PROBLEM DETAILS: Below are some records. Count the lines with "Windgeschwindigkeit" in them and give nothing but the total.

PROVIDED INFORMATION:
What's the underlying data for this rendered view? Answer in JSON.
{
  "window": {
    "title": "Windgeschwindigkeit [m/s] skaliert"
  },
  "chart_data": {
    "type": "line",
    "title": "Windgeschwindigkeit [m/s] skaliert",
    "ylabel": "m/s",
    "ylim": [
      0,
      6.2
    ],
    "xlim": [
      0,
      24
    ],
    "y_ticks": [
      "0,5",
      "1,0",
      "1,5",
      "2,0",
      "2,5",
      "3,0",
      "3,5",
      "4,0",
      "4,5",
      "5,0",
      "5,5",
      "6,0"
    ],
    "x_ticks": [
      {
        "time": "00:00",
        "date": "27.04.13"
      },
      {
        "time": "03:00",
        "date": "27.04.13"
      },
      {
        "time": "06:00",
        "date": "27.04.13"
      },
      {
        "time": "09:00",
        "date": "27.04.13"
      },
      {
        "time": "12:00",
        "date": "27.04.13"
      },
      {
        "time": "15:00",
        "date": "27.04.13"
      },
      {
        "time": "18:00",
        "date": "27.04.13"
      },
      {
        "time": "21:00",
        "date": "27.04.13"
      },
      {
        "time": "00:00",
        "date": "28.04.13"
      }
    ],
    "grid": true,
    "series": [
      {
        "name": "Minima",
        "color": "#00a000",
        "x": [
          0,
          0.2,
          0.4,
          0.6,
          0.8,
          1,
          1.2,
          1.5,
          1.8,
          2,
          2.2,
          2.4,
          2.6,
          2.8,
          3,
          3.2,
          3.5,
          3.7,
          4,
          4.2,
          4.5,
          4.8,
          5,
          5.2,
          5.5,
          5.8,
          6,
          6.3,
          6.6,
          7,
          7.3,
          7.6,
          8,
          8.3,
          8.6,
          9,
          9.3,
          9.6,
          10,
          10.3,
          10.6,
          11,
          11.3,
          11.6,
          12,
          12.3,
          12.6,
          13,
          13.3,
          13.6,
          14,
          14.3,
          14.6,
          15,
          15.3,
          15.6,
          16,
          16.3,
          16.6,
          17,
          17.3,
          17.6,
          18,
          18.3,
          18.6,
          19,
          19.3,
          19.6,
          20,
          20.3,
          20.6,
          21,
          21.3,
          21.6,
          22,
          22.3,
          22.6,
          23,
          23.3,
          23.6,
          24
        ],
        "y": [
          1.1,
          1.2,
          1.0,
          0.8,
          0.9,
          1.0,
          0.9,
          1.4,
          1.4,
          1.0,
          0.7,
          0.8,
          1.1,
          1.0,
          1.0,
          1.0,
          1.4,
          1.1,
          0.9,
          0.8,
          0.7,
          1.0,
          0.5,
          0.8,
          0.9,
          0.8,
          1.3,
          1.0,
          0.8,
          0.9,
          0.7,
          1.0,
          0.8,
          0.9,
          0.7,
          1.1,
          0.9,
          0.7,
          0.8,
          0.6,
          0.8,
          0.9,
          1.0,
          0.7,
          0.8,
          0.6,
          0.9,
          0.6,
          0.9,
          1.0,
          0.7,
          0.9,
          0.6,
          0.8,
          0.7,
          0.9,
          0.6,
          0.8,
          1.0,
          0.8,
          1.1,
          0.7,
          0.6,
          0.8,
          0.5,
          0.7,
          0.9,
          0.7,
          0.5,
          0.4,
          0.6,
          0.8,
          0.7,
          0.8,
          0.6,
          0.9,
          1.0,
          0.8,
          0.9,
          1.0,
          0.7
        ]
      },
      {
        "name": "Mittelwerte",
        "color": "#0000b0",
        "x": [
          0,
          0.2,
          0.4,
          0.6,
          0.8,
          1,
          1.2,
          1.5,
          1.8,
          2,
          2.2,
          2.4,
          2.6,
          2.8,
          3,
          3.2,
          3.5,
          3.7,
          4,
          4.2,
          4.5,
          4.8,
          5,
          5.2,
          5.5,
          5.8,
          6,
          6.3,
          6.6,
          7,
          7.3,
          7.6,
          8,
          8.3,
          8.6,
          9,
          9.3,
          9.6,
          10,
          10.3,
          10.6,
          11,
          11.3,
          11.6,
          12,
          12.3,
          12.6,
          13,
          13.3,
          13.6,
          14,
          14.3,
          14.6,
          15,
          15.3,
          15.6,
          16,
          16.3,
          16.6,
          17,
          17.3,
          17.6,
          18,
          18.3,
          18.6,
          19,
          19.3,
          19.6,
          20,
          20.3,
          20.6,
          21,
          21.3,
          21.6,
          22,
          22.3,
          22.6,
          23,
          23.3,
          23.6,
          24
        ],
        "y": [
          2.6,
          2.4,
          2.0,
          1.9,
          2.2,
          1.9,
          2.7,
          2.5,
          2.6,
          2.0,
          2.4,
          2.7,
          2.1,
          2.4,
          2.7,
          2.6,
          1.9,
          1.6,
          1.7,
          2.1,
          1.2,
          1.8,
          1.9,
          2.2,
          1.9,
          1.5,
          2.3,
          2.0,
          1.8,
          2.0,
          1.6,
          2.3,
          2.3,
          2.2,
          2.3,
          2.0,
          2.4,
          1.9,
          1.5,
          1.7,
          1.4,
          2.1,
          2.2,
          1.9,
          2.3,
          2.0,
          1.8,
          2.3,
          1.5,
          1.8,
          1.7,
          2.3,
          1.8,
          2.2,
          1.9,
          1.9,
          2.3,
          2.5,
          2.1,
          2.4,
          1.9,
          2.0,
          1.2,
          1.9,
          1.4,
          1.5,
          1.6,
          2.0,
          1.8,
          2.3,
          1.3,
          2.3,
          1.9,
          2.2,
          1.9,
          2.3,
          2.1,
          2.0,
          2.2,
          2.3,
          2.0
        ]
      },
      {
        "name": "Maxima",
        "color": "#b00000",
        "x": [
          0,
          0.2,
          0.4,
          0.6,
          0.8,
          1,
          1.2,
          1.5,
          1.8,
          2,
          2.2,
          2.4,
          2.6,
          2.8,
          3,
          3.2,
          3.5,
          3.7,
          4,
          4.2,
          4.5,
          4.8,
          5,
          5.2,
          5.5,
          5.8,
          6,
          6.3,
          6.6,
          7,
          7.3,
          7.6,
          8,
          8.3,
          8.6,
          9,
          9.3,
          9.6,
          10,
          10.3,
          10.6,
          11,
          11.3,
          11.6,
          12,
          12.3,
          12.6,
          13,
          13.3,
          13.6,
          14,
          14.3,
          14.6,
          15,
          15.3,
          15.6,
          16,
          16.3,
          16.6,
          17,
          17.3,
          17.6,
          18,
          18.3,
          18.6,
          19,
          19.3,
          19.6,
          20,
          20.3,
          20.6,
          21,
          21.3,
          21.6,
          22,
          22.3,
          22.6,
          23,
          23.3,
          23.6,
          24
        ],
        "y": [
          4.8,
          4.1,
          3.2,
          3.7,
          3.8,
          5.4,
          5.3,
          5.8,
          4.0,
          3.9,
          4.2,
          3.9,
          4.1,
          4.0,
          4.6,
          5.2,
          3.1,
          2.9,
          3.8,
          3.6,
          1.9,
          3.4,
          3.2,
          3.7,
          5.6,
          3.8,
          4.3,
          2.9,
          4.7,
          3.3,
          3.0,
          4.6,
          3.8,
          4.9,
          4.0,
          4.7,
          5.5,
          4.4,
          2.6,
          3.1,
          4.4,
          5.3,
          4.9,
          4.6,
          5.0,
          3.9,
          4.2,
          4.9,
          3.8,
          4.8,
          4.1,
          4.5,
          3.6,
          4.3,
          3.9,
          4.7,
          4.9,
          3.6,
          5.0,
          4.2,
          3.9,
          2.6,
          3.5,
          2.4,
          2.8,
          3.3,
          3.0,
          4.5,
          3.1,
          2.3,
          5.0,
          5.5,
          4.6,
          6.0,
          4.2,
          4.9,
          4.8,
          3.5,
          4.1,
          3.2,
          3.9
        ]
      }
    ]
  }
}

FINAL RESULT: 2